** start Document passage **

Github https://gist.github.com/ambuc/ac4ed787e1b9bb3eba08bb02c9b25c49

## The Puzzle⌗

Josh Mermelstein and I have decided to begin challenging each other to a series of a math/programming puzzles. He asked me to generate all possible valid English-language four-by-four crossword grids; that is, a grid of sixteen letters where every row and column is a real English word. One caveat was that no grid could have the same word twice.

An example grid:


ACTS --> (across) acts, lore, idea, teem
LORE     ( down ) alit, code, tree, seam
IDEA
TEEM


### The Difficulty⌗

It’s easy to think of a two really bad ways to solve this problem:

• You could try all $26^{16} = 4.36\times10^{22}$ grids and filter by validating their component words, or
• you could find real four-letter english words (there are a little over 2000 of them, so $2354 \text{ choose } 8 = 2.31\times10^{22}$ possible grids ) and try and fit them, eight at a time, on a grid.

## The Solution⌗

The best way I found was to:

• precompute a dictionary (called paths here) with
• keys like "a", "ab", "abc", and
• values corresponding to the lists of letters which, if put after their keys, would lead to real four-letter words.
• (For example, paths["wok"] = ['e','s'], or (perhaps less obviously), paths["z"] = [('a','e','i','o'].)

** end Document passage **

> [Short task] Reproduce the passage of the crossword grid write-up starting at "The best way" and ending at "real four-letter words.", changing "keys" to "prefixes".

** start Data section **

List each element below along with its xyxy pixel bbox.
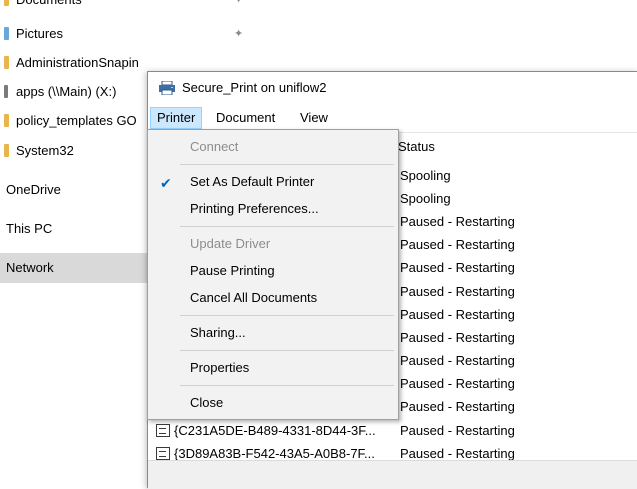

** end Data section **

> [Exercise output]
The best way I found was to:

• precompute a dictionary (called paths here) with
• prefixes like "a", "ab", "abc", and
• values corresponding to the lists of letters which, if put after their prefixes, would lead to real four-letter words.